— BEGIN Supplied material —
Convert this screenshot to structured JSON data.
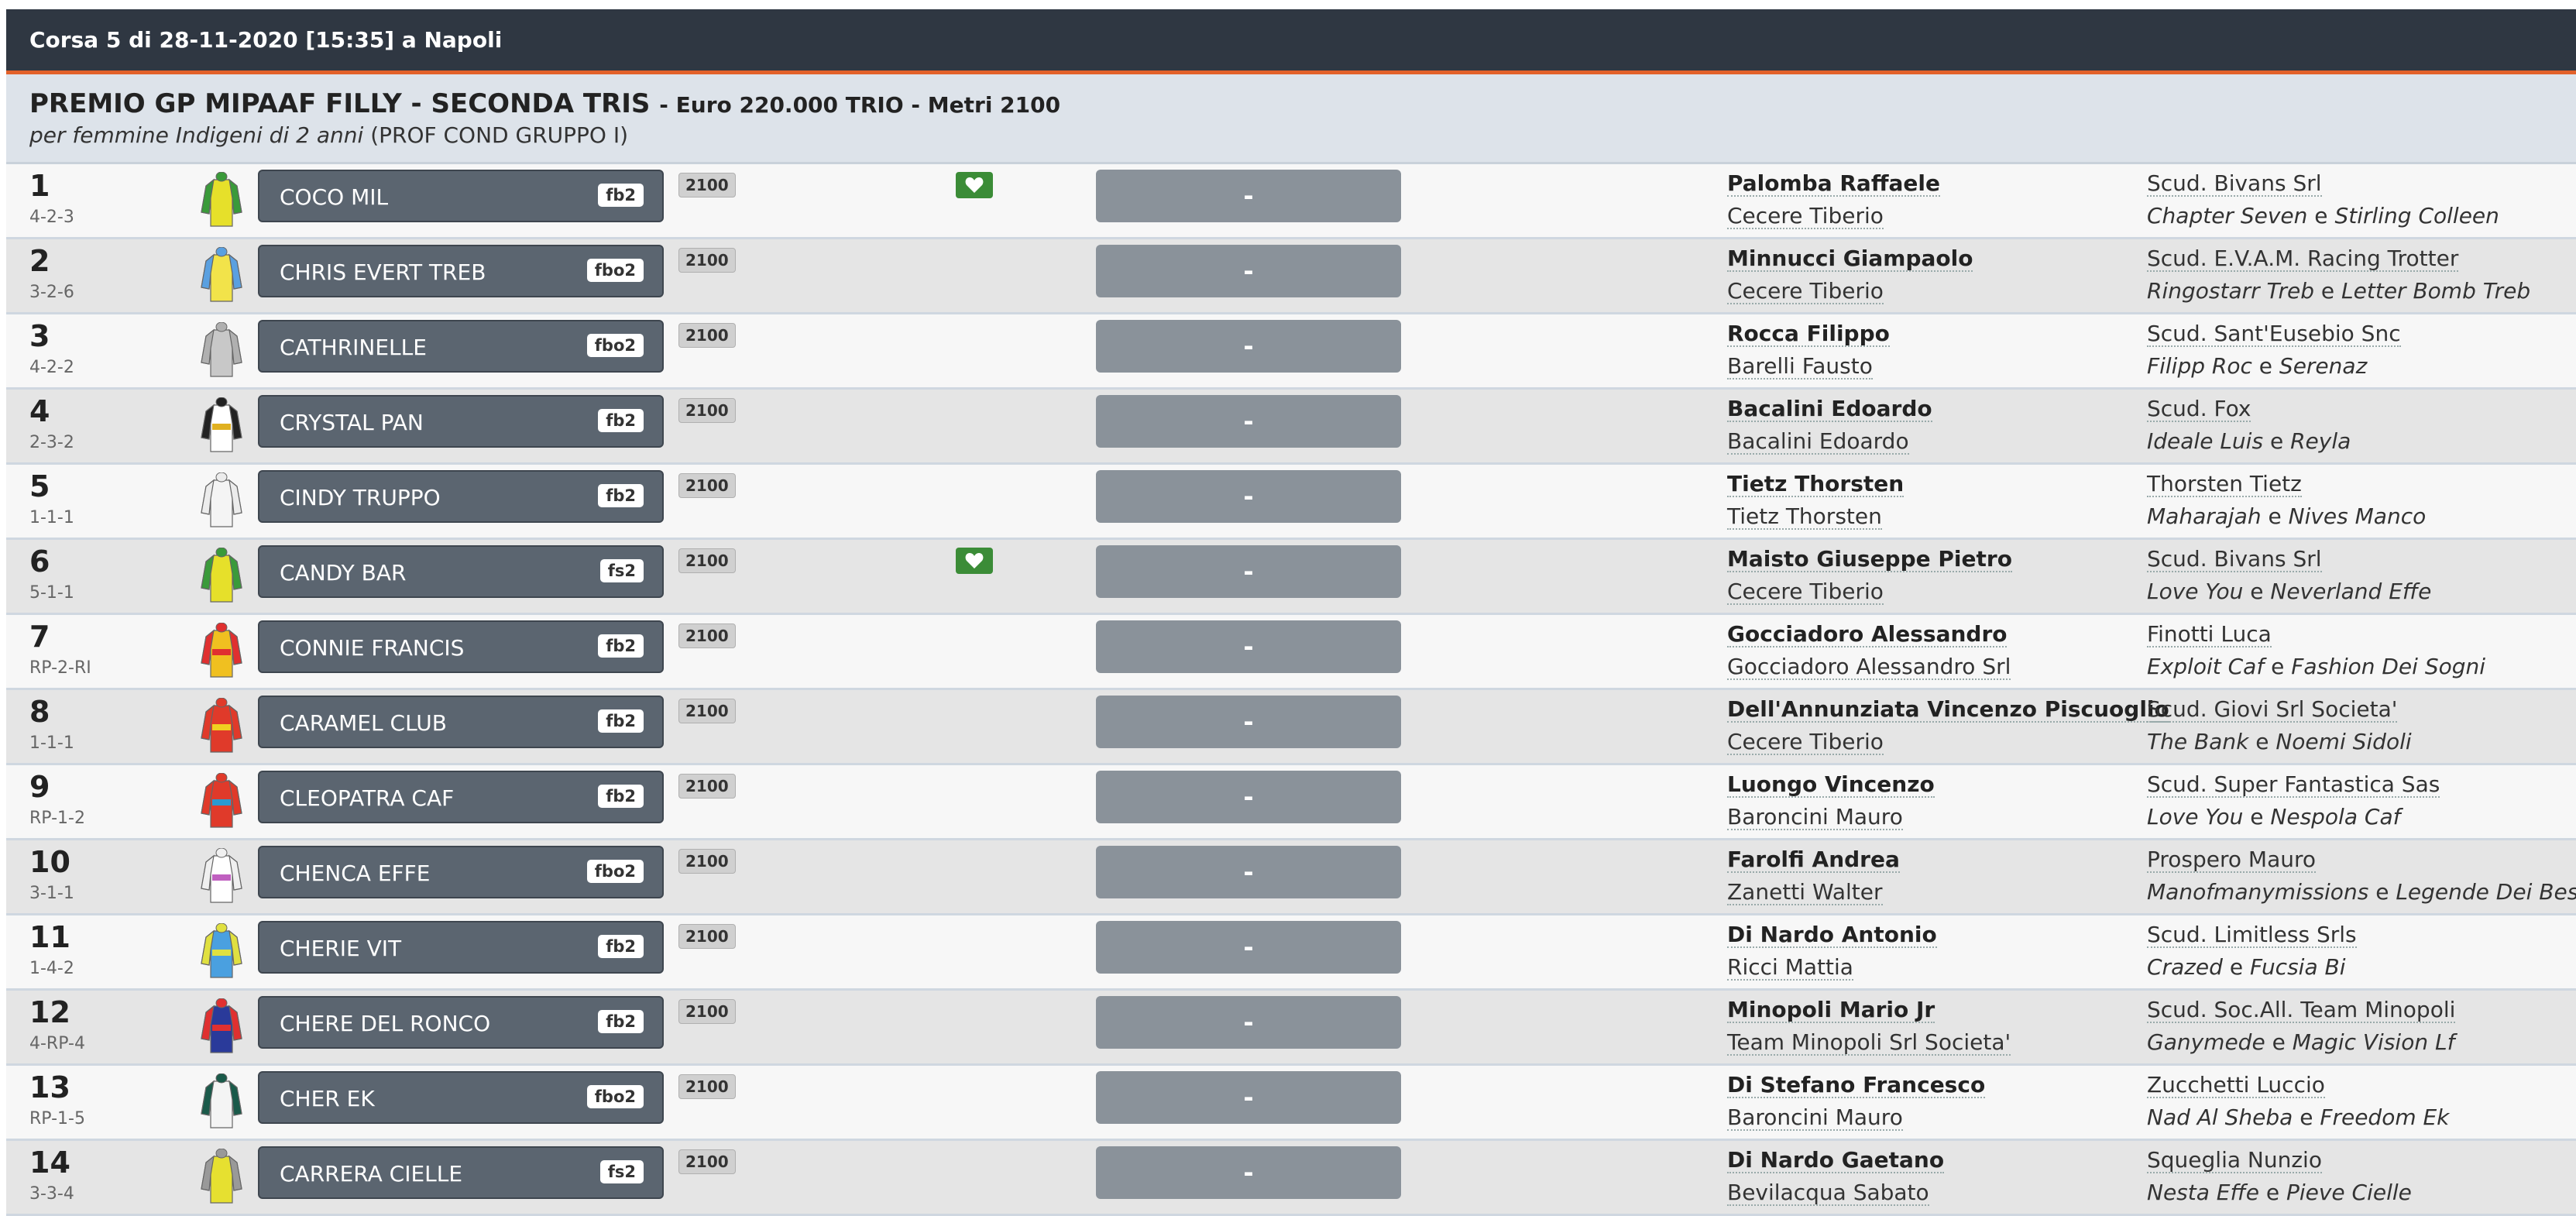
{
  "header": {
    "title": "Corsa 5 di 28-11-2020 [15:35] a Napoli"
  },
  "race": {
    "name": "PREMIO GP MIPAAF FILLY - SECONDA TRIS",
    "details": "- Euro 220.000 TRIO - Metri 2100",
    "category": "per femmine Indigeni di 2 anni",
    "conditions": "(PROF COND GRUPPO I)"
  },
  "colors": {
    "accent": "#e2612a",
    "header_bg": "#2f3742",
    "horse_bg": "#5b6570",
    "favorite": "#3b8c37"
  },
  "runners": [
    {
      "num": "1",
      "form": "4-2-3",
      "jersey": {
        "body": "#e6e02a",
        "sleeve": "#3a9a3a",
        "stripe": ""
      },
      "horse": "COCO MIL",
      "tag": "fb2",
      "dist": "2100",
      "favorite": true,
      "score": "-",
      "driver": "Palomba Raffaele",
      "trainer": "Cecere Tiberio",
      "owner": "Scud. Bivans Srl",
      "sire": "Chapter Seven",
      "conj": "e",
      "dam": "Stirling Colleen"
    },
    {
      "num": "2",
      "form": "3-2-6",
      "jersey": {
        "body": "#f2e34a",
        "sleeve": "#5aa0e0",
        "stripe": ""
      },
      "horse": "CHRIS EVERT TREB",
      "tag": "fbo2",
      "dist": "2100",
      "favorite": false,
      "score": "-",
      "driver": "Minnucci Giampaolo",
      "trainer": "Cecere Tiberio",
      "owner": "Scud. E.V.A.M. Racing Trotter",
      "sire": "Ringostarr Treb",
      "conj": "e",
      "dam": "Letter Bomb Treb"
    },
    {
      "num": "3",
      "form": "4-2-2",
      "jersey": {
        "body": "#c8c8c8",
        "sleeve": "#b0b0b0",
        "stripe": ""
      },
      "horse": "CATHRINELLE",
      "tag": "fbo2",
      "dist": "2100",
      "favorite": false,
      "score": "-",
      "driver": "Rocca Filippo",
      "trainer": "Barelli Fausto",
      "owner": "Scud. Sant'Eusebio Snc",
      "sire": "Filipp Roc",
      "conj": "e",
      "dam": "Serenaz"
    },
    {
      "num": "4",
      "form": "2-3-2",
      "jersey": {
        "body": "#ffffff",
        "sleeve": "#222222",
        "stripe": "#e0b020"
      },
      "horse": "CRYSTAL PAN",
      "tag": "fb2",
      "dist": "2100",
      "favorite": false,
      "score": "-",
      "driver": "Bacalini Edoardo",
      "trainer": "Bacalini Edoardo",
      "owner": "Scud. Fox",
      "sire": "Ideale Luis",
      "conj": "e",
      "dam": "Reyla"
    },
    {
      "num": "5",
      "form": "1-1-1",
      "jersey": {
        "body": "#f4f4f4",
        "sleeve": "#ececec",
        "stripe": ""
      },
      "horse": "CINDY TRUPPO",
      "tag": "fb2",
      "dist": "2100",
      "favorite": false,
      "score": "-",
      "driver": "Tietz Thorsten",
      "trainer": "Tietz Thorsten",
      "owner": "Thorsten Tietz",
      "sire": "Maharajah",
      "conj": "e",
      "dam": "Nives Manco"
    },
    {
      "num": "6",
      "form": "5-1-1",
      "jersey": {
        "body": "#e6e02a",
        "sleeve": "#3a9a3a",
        "stripe": ""
      },
      "horse": "CANDY BAR",
      "tag": "fs2",
      "dist": "2100",
      "favorite": true,
      "score": "-",
      "driver": "Maisto Giuseppe Pietro",
      "trainer": "Cecere Tiberio",
      "owner": "Scud. Bivans Srl",
      "sire": "Love You",
      "conj": "e",
      "dam": "Neverland Effe"
    },
    {
      "num": "7",
      "form": "RP-2-RI",
      "jersey": {
        "body": "#f0c020",
        "sleeve": "#e03030",
        "stripe": "#e03030"
      },
      "horse": "CONNIE FRANCIS",
      "tag": "fb2",
      "dist": "2100",
      "favorite": false,
      "score": "-",
      "driver": "Gocciadoro Alessandro",
      "trainer": "Gocciadoro Alessandro Srl",
      "owner": "Finotti Luca",
      "sire": "Exploit Caf",
      "conj": "e",
      "dam": "Fashion Dei Sogni"
    },
    {
      "num": "8",
      "form": "1-1-1",
      "jersey": {
        "body": "#e03a2a",
        "sleeve": "#e03a2a",
        "stripe": "#f0d020"
      },
      "horse": "CARAMEL CLUB",
      "tag": "fb2",
      "dist": "2100",
      "favorite": false,
      "score": "-",
      "driver": "Dell'Annunziata Vincenzo Piscuoglio",
      "trainer": "Cecere Tiberio",
      "owner": "Scud. Giovi Srl Societa'",
      "sire": "The Bank",
      "conj": "e",
      "dam": "Noemi Sidoli"
    },
    {
      "num": "9",
      "form": "RP-1-2",
      "jersey": {
        "body": "#e03a2a",
        "sleeve": "#e03a2a",
        "stripe": "#2a9ad0"
      },
      "horse": "CLEOPATRA CAF",
      "tag": "fb2",
      "dist": "2100",
      "favorite": false,
      "score": "-",
      "driver": "Luongo Vincenzo",
      "trainer": "Baroncini Mauro",
      "owner": "Scud. Super Fantastica Sas",
      "sire": "Love You",
      "conj": "e",
      "dam": "Nespola Caf"
    },
    {
      "num": "10",
      "form": "3-1-1",
      "jersey": {
        "body": "#ffffff",
        "sleeve": "#f0f0f0",
        "stripe": "#c060c0"
      },
      "horse": "CHENCA EFFE",
      "tag": "fbo2",
      "dist": "2100",
      "favorite": false,
      "score": "-",
      "driver": "Farolfi Andrea",
      "trainer": "Zanetti Walter",
      "owner": "Prospero Mauro",
      "sire": "Manofmanymissions",
      "conj": "e",
      "dam": "Legende Dei Bessi"
    },
    {
      "num": "11",
      "form": "1-4-2",
      "jersey": {
        "body": "#4aa0e0",
        "sleeve": "#e0e040",
        "stripe": "#e0e040"
      },
      "horse": "CHERIE VIT",
      "tag": "fb2",
      "dist": "2100",
      "favorite": false,
      "score": "-",
      "driver": "Di Nardo Antonio",
      "trainer": "Ricci Mattia",
      "owner": "Scud. Limitless Srls",
      "sire": "Crazed",
      "conj": "e",
      "dam": "Fucsia Bi"
    },
    {
      "num": "12",
      "form": "4-RP-4",
      "jersey": {
        "body": "#2a3a9a",
        "sleeve": "#e03030",
        "stripe": "#e03030"
      },
      "horse": "CHERE DEL RONCO",
      "tag": "fb2",
      "dist": "2100",
      "favorite": false,
      "score": "-",
      "driver": "Minopoli Mario Jr",
      "trainer": "Team Minopoli Srl Societa'",
      "owner": "Scud. Soc.All. Team Minopoli",
      "sire": "Ganymede",
      "conj": "e",
      "dam": "Magic Vision Lf"
    },
    {
      "num": "13",
      "form": "RP-1-5",
      "jersey": {
        "body": "#f4f4f4",
        "sleeve": "#1a5a4a",
        "stripe": ""
      },
      "horse": "CHER EK",
      "tag": "fbo2",
      "dist": "2100",
      "favorite": false,
      "score": "-",
      "driver": "Di Stefano Francesco",
      "trainer": "Baroncini Mauro",
      "owner": "Zucchetti Luccio",
      "sire": "Nad Al Sheba",
      "conj": "e",
      "dam": "Freedom Ek"
    },
    {
      "num": "14",
      "form": "3-3-4",
      "jersey": {
        "body": "#e6e030",
        "sleeve": "#999999",
        "stripe": ""
      },
      "horse": "CARRERA CIELLE",
      "tag": "fs2",
      "dist": "2100",
      "favorite": false,
      "score": "-",
      "driver": "Di Nardo Gaetano",
      "trainer": "Bevilacqua Sabato",
      "owner": "Squeglia Nunzio",
      "sire": "Nesta Effe",
      "conj": "e",
      "dam": "Pieve Cielle"
    }
  ]
}
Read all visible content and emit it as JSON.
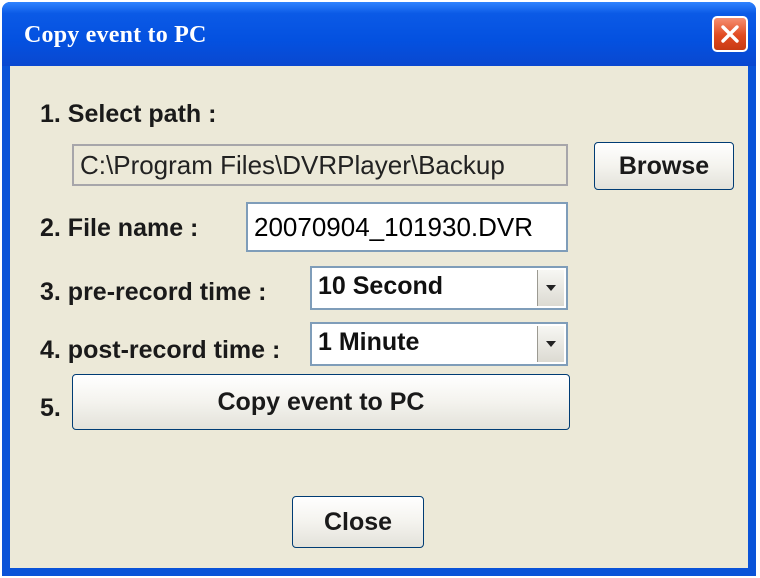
— END Supplied material —
Work required ▸
Go back to the records above and write them out exactly, without the pictures.

Final answer ▸
Convert this screenshot to structured JSON data.
{
  "header": {
    "title": "Corsa 5 di 28-11-2020 [15:35] a Napoli"
  },
  "race": {
    "name": "PREMIO GP MIPAAF FILLY - SECONDA TRIS",
    "details": "- Euro 220.000 TRIO - Metri 2100",
    "category": "per femmine Indigeni di 2 anni",
    "conditions": "(PROF COND GRUPPO I)"
  },
  "colors": {
    "accent": "#e2612a",
    "header_bg": "#2f3742",
    "horse_bg": "#5b6570",
    "favorite": "#3b8c37"
  },
  "runners": [
    {
      "num": "1",
      "form": "4-2-3",
      "jersey": {
        "body": "#e6e02a",
        "sleeve": "#3a9a3a",
        "stripe": ""
      },
      "horse": "COCO MIL",
      "tag": "fb2",
      "dist": "2100",
      "favorite": true,
      "score": "-",
      "driver": "Palomba Raffaele",
      "trainer": "Cecere Tiberio",
      "owner": "Scud. Bivans Srl",
      "sire": "Chapter Seven",
      "conj": "e",
      "dam": "Stirling Colleen"
    },
    {
      "num": "2",
      "form": "3-2-6",
      "jersey": {
        "body": "#f2e34a",
        "sleeve": "#5aa0e0",
        "stripe": ""
      },
      "horse": "CHRIS EVERT TREB",
      "tag": "fbo2",
      "dist": "2100",
      "favorite": false,
      "score": "-",
      "driver": "Minnucci Giampaolo",
      "trainer": "Cecere Tiberio",
      "owner": "Scud. E.V.A.M. Racing Trotter",
      "sire": "Ringostarr Treb",
      "conj": "e",
      "dam": "Letter Bomb Treb"
    },
    {
      "num": "3",
      "form": "4-2-2",
      "jersey": {
        "body": "#c8c8c8",
        "sleeve": "#b0b0b0",
        "stripe": ""
      },
      "horse": "CATHRINELLE",
      "tag": "fbo2",
      "dist": "2100",
      "favorite": false,
      "score": "-",
      "driver": "Rocca Filippo",
      "trainer": "Barelli Fausto",
      "owner": "Scud. Sant'Eusebio Snc",
      "sire": "Filipp Roc",
      "conj": "e",
      "dam": "Serenaz"
    },
    {
      "num": "4",
      "form": "2-3-2",
      "jersey": {
        "body": "#ffffff",
        "sleeve": "#222222",
        "stripe": "#e0b020"
      },
      "horse": "CRYSTAL PAN",
      "tag": "fb2",
      "dist": "2100",
      "favorite": false,
      "score": "-",
      "driver": "Bacalini Edoardo",
      "trainer": "Bacalini Edoardo",
      "owner": "Scud. Fox",
      "sire": "Ideale Luis",
      "conj": "e",
      "dam": "Reyla"
    },
    {
      "num": "5",
      "form": "1-1-1",
      "jersey": {
        "body": "#f4f4f4",
        "sleeve": "#ececec",
        "stripe": ""
      },
      "horse": "CINDY TRUPPO",
      "tag": "fb2",
      "dist": "2100",
      "favorite": false,
      "score": "-",
      "driver": "Tietz Thorsten",
      "trainer": "Tietz Thorsten",
      "owner": "Thorsten Tietz",
      "sire": "Maharajah",
      "conj": "e",
      "dam": "Nives Manco"
    },
    {
      "num": "6",
      "form": "5-1-1",
      "jersey": {
        "body": "#e6e02a",
        "sleeve": "#3a9a3a",
        "stripe": ""
      },
      "horse": "CANDY BAR",
      "tag": "fs2",
      "dist": "2100",
      "favorite": true,
      "score": "-",
      "driver": "Maisto Giuseppe Pietro",
      "trainer": "Cecere Tiberio",
      "owner": "Scud. Bivans Srl",
      "sire": "Love You",
      "conj": "e",
      "dam": "Neverland Effe"
    },
    {
      "num": "7",
      "form": "RP-2-RI",
      "jersey": {
        "body": "#f0c020",
        "sleeve": "#e03030",
        "stripe": "#e03030"
      },
      "horse": "CONNIE FRANCIS",
      "tag": "fb2",
      "dist": "2100",
      "favorite": false,
      "score": "-",
      "driver": "Gocciadoro Alessandro",
      "trainer": "Gocciadoro Alessandro Srl",
      "owner": "Finotti Luca",
      "sire": "Exploit Caf",
      "conj": "e",
      "dam": "Fashion Dei Sogni"
    },
    {
      "num": "8",
      "form": "1-1-1",
      "jersey": {
        "body": "#e03a2a",
        "sleeve": "#e03a2a",
        "stripe": "#f0d020"
      },
      "horse": "CARAMEL CLUB",
      "tag": "fb2",
      "dist": "2100",
      "favorite": false,
      "score": "-",
      "driver": "Dell'Annunziata Vincenzo Piscuoglio",
      "trainer": "Cecere Tiberio",
      "owner": "Scud. Giovi Srl Societa'",
      "sire": "The Bank",
      "conj": "e",
      "dam": "Noemi Sidoli"
    },
    {
      "num": "9",
      "form": "RP-1-2",
      "jersey": {
        "body": "#e03a2a",
        "sleeve": "#e03a2a",
        "stripe": "#2a9ad0"
      },
      "horse": "CLEOPATRA CAF",
      "tag": "fb2",
      "dist": "2100",
      "favorite": false,
      "score": "-",
      "driver": "Luongo Vincenzo",
      "trainer": "Baroncini Mauro",
      "owner": "Scud. Super Fantastica Sas",
      "sire": "Love You",
      "conj": "e",
      "dam": "Nespola Caf"
    },
    {
      "num": "10",
      "form": "3-1-1",
      "jersey": {
        "body": "#ffffff",
        "sleeve": "#f0f0f0",
        "stripe": "#c060c0"
      },
      "horse": "CHENCA EFFE",
      "tag": "fbo2",
      "dist": "2100",
      "favorite": false,
      "score": "-",
      "driver": "Farolfi Andrea",
      "trainer": "Zanetti Walter",
      "owner": "Prospero Mauro",
      "sire": "Manofmanymissions",
      "conj": "e",
      "dam": "Legende Dei Bessi"
    },
    {
      "num": "11",
      "form": "1-4-2",
      "jersey": {
        "body": "#4aa0e0",
        "sleeve": "#e0e040",
        "stripe": "#e0e040"
      },
      "horse": "CHERIE VIT",
      "tag": "fb2",
      "dist": "2100",
      "favorite": false,
      "score": "-",
      "driver": "Di Nardo Antonio",
      "trainer": "Ricci Mattia",
      "owner": "Scud. Limitless Srls",
      "sire": "Crazed",
      "conj": "e",
      "dam": "Fucsia Bi"
    },
    {
      "num": "12",
      "form": "4-RP-4",
      "jersey": {
        "body": "#2a3a9a",
        "sleeve": "#e03030",
        "stripe": "#e03030"
      },
      "horse": "CHERE DEL RONCO",
      "tag": "fb2",
      "dist": "2100",
      "favorite": false,
      "score": "-",
      "driver": "Minopoli Mario Jr",
      "trainer": "Team Minopoli Srl Societa'",
      "owner": "Scud. Soc.All. Team Minopoli",
      "sire": "Ganymede",
      "conj": "e",
      "dam": "Magic Vision Lf"
    },
    {
      "num": "13",
      "form": "RP-1-5",
      "jersey": {
        "body": "#f4f4f4",
        "sleeve": "#1a5a4a",
        "stripe": ""
      },
      "horse": "CHER EK",
      "tag": "fbo2",
      "dist": "2100",
      "favorite": false,
      "score": "-",
      "driver": "Di Stefano Francesco",
      "trainer": "Baroncini Mauro",
      "owner": "Zucchetti Luccio",
      "sire": "Nad Al Sheba",
      "conj": "e",
      "dam": "Freedom Ek"
    },
    {
      "num": "14",
      "form": "3-3-4",
      "jersey": {
        "body": "#e6e030",
        "sleeve": "#999999",
        "stripe": ""
      },
      "horse": "CARRERA CIELLE",
      "tag": "fs2",
      "dist": "2100",
      "favorite": false,
      "score": "-",
      "driver": "Di Nardo Gaetano",
      "trainer": "Bevilacqua Sabato",
      "owner": "Squeglia Nunzio",
      "sire": "Nesta Effe",
      "conj": "e",
      "dam": "Pieve Cielle"
    }
  ]
}
Read all visible content and emit it as JSON.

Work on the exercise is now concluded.